### Instructions to follow
Without omitting anything, retype the data that follows.
_ _ _ _ _ _ _
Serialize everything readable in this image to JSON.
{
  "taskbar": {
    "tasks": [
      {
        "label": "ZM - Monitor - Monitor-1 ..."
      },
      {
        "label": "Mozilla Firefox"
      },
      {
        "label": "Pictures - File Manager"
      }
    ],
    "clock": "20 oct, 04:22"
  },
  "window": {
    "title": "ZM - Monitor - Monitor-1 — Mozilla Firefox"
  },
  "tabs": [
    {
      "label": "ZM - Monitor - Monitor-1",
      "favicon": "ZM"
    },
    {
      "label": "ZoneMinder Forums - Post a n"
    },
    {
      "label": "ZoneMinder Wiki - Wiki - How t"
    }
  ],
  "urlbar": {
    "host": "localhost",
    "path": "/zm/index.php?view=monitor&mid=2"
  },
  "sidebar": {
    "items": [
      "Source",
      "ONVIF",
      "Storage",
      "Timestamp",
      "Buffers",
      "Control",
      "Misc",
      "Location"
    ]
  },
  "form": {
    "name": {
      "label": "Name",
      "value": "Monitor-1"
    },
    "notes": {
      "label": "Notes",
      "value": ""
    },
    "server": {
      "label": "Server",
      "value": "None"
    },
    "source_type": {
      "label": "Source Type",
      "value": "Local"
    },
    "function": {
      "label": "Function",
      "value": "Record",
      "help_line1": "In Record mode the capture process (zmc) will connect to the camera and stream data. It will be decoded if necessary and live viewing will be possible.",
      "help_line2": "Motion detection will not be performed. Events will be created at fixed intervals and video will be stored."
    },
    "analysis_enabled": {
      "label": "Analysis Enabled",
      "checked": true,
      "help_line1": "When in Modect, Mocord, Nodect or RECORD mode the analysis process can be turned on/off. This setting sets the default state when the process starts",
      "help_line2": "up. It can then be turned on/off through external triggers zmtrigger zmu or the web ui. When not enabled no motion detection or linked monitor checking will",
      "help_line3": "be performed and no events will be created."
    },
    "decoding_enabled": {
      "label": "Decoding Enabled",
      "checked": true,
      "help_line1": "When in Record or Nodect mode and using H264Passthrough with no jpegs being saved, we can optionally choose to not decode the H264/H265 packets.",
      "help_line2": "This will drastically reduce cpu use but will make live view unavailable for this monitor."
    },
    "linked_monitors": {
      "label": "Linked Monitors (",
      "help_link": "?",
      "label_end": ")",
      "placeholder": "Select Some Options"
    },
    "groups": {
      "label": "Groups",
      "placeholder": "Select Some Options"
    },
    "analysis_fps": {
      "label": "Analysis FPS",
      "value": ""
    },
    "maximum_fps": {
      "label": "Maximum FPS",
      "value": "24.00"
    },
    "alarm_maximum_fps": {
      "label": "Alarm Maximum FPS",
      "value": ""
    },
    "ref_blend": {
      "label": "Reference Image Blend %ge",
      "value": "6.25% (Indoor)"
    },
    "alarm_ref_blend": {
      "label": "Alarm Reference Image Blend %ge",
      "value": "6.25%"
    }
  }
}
_ _ _ _ _ _ _
### The result
Serialize everything readable in this image to JSON.
{
  "taskbar": {
    "tasks": [
      {
        "label": "ZM - Monitor - Monitor-1 ..."
      },
      {
        "label": "Mozilla Firefox"
      },
      {
        "label": "Pictures - File Manager"
      }
    ],
    "clock": "20 oct, 04:22"
  },
  "window": {
    "title": "ZM - Monitor - Monitor-1 — Mozilla Firefox"
  },
  "tabs": [
    {
      "label": "ZM - Monitor - Monitor-1",
      "favicon": "ZM"
    },
    {
      "label": "ZoneMinder Forums - Post a n"
    },
    {
      "label": "ZoneMinder Wiki - Wiki - How t"
    }
  ],
  "urlbar": {
    "host": "localhost",
    "path": "/zm/index.php?view=monitor&mid=2"
  },
  "sidebar": {
    "items": [
      "Source",
      "ONVIF",
      "Storage",
      "Timestamp",
      "Buffers",
      "Control",
      "Misc",
      "Location"
    ]
  },
  "form": {
    "name": {
      "label": "Name",
      "value": "Monitor-1"
    },
    "notes": {
      "label": "Notes",
      "value": ""
    },
    "server": {
      "label": "Server",
      "value": "None"
    },
    "source_type": {
      "label": "Source Type",
      "value": "Local"
    },
    "function": {
      "label": "Function",
      "value": "Record",
      "help_line1": "In Record mode the capture process (zmc) will connect to the camera and stream data. It will be decoded if necessary and live viewing will be possible.",
      "help_line2": "Motion detection will not be performed. Events will be created at fixed intervals and video will be stored."
    },
    "analysis_enabled": {
      "label": "Analysis Enabled",
      "checked": true,
      "help_line1": "When in Modect, Mocord, Nodect or RECORD mode the analysis process can be turned on/off. This setting sets the default state when the process starts",
      "help_line2": "up. It can then be turned on/off through external triggers zmtrigger zmu or the web ui. When not enabled no motion detection or linked monitor checking will",
      "help_line3": "be performed and no events will be created."
    },
    "decoding_enabled": {
      "label": "Decoding Enabled",
      "checked": true,
      "help_line1": "When in Record or Nodect mode and using H264Passthrough with no jpegs being saved, we can optionally choose to not decode the H264/H265 packets.",
      "help_line2": "This will drastically reduce cpu use but will make live view unavailable for this monitor."
    },
    "linked_monitors": {
      "label": "Linked Monitors (",
      "help_link": "?",
      "label_end": ")",
      "placeholder": "Select Some Options"
    },
    "groups": {
      "label": "Groups",
      "placeholder": "Select Some Options"
    },
    "analysis_fps": {
      "label": "Analysis FPS",
      "value": ""
    },
    "maximum_fps": {
      "label": "Maximum FPS",
      "value": "24.00"
    },
    "alarm_maximum_fps": {
      "label": "Alarm Maximum FPS",
      "value": ""
    },
    "ref_blend": {
      "label": "Reference Image Blend %ge",
      "value": "6.25% (Indoor)"
    },
    "alarm_ref_blend": {
      "label": "Alarm Reference Image Blend %ge",
      "value": "6.25%"
    }
  }
}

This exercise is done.